WHAT THE TASK REQUIRES: Copy the data exactly as it appears, and do not include any pictures.

RECORDS SUPPLIED:
-=-=-

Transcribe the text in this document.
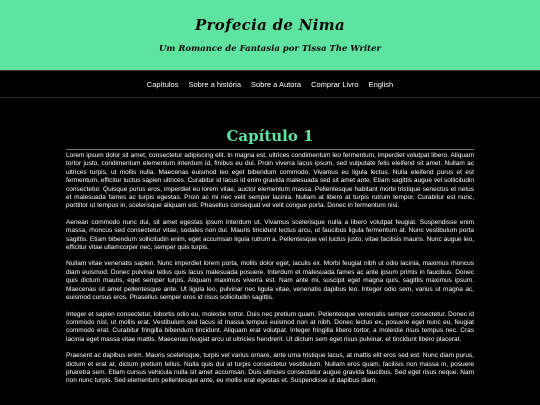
Profecia de Nima
Um Romance de Fantasia por Tissa The Writer
Capítulos Sobre a história Sobre a Autora Comprar Livro English
Capítulo 1

Lorem ipsum dolor sit amet, consectetur adipiscing elit. In magna est, ultrices condimentum leo fermentum, imperdiet volutpat libero. Aliquam tortor justo, condimentum elementum interdum id, finibus eu dui. Proin viverra lacus ipsum, sed vulputate felis eleifend sit amet. Nullam ac ultrices turpis, ut mollis nulla. Maecenas euismod leo eget bibendum commodo. Vivamus eu ligula lectus. Nulla eleifend purus et est fermentum, efficitur luctus sapien ultrices. Curabitur id lacus id enim gravida malesuada sed sit amet ante. Etiam sagittis augue vel sollicitudin consectetur. Quisque purus eros, imperdiet eu lorem vitae, auctor elementum massa. Pellentesque habitant morbi tristique senectus et netus et malesuada fames ac turpis egestas. Proin ac mi nec velit semper lacinia. Nullam at libero at turpis rutrum tempor. Curabitur est nunc, porttitor ut tempus in, scelerisque aliquam est. Phasellus consequat vel velit congue porta. Donec in fermentum nisi.

Aenean commodo nunc dui, sit amet egestas ipsum interdum ut. Vivamus scelerisque nulla a libero volutpat feugiat. Suspendisse enim massa, rhoncus sed consectetur vitae, sodales non dui. Mauris tincidunt lectus arcu, ut faucibus ligula fermentum at. Nunc vestibulum porta sagittis. Etiam bibendum sollicitudin enim, eget accumsan ligula rutrum a. Pellentesque vel luctus justo, vitae facilisis mauris. Nunc augue leo, efficitur vitae ullamcorper nec, semper quis turpis.

Nullam vitae venenatis sapien. Nunc imperdiet lorem porta, mollis dolor eget, iaculis ex. Morbi feugiat nibh ut odio lacinia, maximus rhoncus diam euismod. Donec pulvinar tellus quis lacus malesuada posuere. Interdum et malesuada fames ac ante ipsum primis in faucibus. Donec quis dictum mauris, eget semper turpis. Aliquam maximus viverra est. Nam ante mi, suscipit eget magna quis, sagittis maximus ipsum. Maecenas sit amet pellentesque ante. Ut ligula leo, pulvinar nec ligula vitae, venenatis dapibus leo. Integer odio sem, varius ut magna ac, euismod cursus eros. Phasellus semper eros id risus sollicitudin sagittis.

Integer et sapien consectetur, lobortis odio eu, molestie tortor. Duis nec pretium quam. Pellentesque venenatis semper consectetur. Donec id commodo nisl, ut mollis erat. Vestibulum sed lacus id massa tempus euismod non at nibh. Donec lectus ex, posuere eget nunc eu, feugiat commodo erat. Curabitur fringilla bibendum tincidunt. Aliquam erat volutpat. Integer fringilla libero tortor, a molestie risus tempus nec. Cras lacinia eget massa vitae mattis. Maecenas feugiat arcu ut ultricies hendrerit. Ut dictum sem eget risus pulvinar, et tincidunt libero placerat.

Praesent ac dapibus enim. Mauris scelerisque, turpis vel varius ornare, ante urna tristique lacus, at mattis elit eros sed est. Nunc diam purus, dictum et erat at, dictum pretium tellus. Nulla quis dui at turpis consectetur vestibulum. Nullam eros quam, facilisis non massa in, posuere pharetra sem. Etiam cursus vehicula nulla sit amet accumsan. Duis ultricies consectetur augue gravida faucibus. Sed eget risus neque. Nam non nunc turpis. Sed elementum pellentesque ante, eu mollis erat egestas et. Suspendisse ut dapibus diam.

-=-=-

ANSWER IN FULL:
Transcribe the text in this document.
Profecia de Nima
Um Romance de Fantasia por Tissa The Writer
Capítulos Sobre a história Sobre a Autora Comprar Livro English
Capítulo 1

Lorem ipsum dolor sit amet, consectetur adipiscing elit. In magna est, ultrices condimentum leo fermentum, imperdiet volutpat libero. Aliquam tortor justo, condimentum elementum interdum id, finibus eu dui. Proin viverra lacus ipsum, sed vulputate felis eleifend sit amet. Nullam ac ultrices turpis, ut mollis nulla. Maecenas euismod leo eget bibendum commodo. Vivamus eu ligula lectus. Nulla eleifend purus et est fermentum, efficitur luctus sapien ultrices. Curabitur id lacus id enim gravida malesuada sed sit amet ante. Etiam sagittis augue vel sollicitudin consectetur. Quisque purus eros, imperdiet eu lorem vitae, auctor elementum massa. Pellentesque habitant morbi tristique senectus et netus et malesuada fames ac turpis egestas. Proin ac mi nec velit semper lacinia. Nullam at libero at turpis rutrum tempor. Curabitur est nunc, porttitor ut tempus in, scelerisque aliquam est. Phasellus consequat vel velit congue porta. Donec in fermentum nisi.

Aenean commodo nunc dui, sit amet egestas ipsum interdum ut. Vivamus scelerisque nulla a libero volutpat feugiat. Suspendisse enim massa, rhoncus sed consectetur vitae, sodales non dui. Mauris tincidunt lectus arcu, ut faucibus ligula fermentum at. Nunc vestibulum porta sagittis. Etiam bibendum sollicitudin enim, eget accumsan ligula rutrum a. Pellentesque vel luctus justo, vitae facilisis mauris. Nunc augue leo, efficitur vitae ullamcorper nec, semper quis turpis.

Nullam vitae venenatis sapien. Nunc imperdiet lorem porta, mollis dolor eget, iaculis ex. Morbi feugiat nibh ut odio lacinia, maximus rhoncus diam euismod. Donec pulvinar tellus quis lacus malesuada posuere. Interdum et malesuada fames ac ante ipsum primis in faucibus. Donec quis dictum mauris, eget semper turpis. Aliquam maximus viverra est. Nam ante mi, suscipit eget magna quis, sagittis maximus ipsum. Maecenas sit amet pellentesque ante. Ut ligula leo, pulvinar nec ligula vitae, venenatis dapibus leo. Integer odio sem, varius ut magna ac, euismod cursus eros. Phasellus semper eros id risus sollicitudin sagittis.

Integer et sapien consectetur, lobortis odio eu, molestie tortor. Duis nec pretium quam. Pellentesque venenatis semper consectetur. Donec id commodo nisl, ut mollis erat. Vestibulum sed lacus id massa tempus euismod non at nibh. Donec lectus ex, posuere eget nunc eu, feugiat commodo erat. Curabitur fringilla bibendum tincidunt. Aliquam erat volutpat. Integer fringilla libero tortor, a molestie risus tempus nec. Cras lacinia eget massa vitae mattis. Maecenas feugiat arcu ut ultricies hendrerit. Ut dictum sem eget risus pulvinar, et tincidunt libero placerat.

Praesent ac dapibus enim. Mauris scelerisque, turpis vel varius ornare, ante urna tristique lacus, at mattis elit eros sed est. Nunc diam purus, dictum et erat at, dictum pretium tellus. Nulla quis dui at turpis consectetur vestibulum. Nullam eros quam, facilisis non massa in, posuere pharetra sem. Etiam cursus vehicula nulla sit amet accumsan. Duis ultricies consectetur augue gravida faucibus. Sed eget risus neque. Nam non nunc turpis. Sed elementum pellentesque ante, eu mollis erat egestas et. Suspendisse ut dapibus diam.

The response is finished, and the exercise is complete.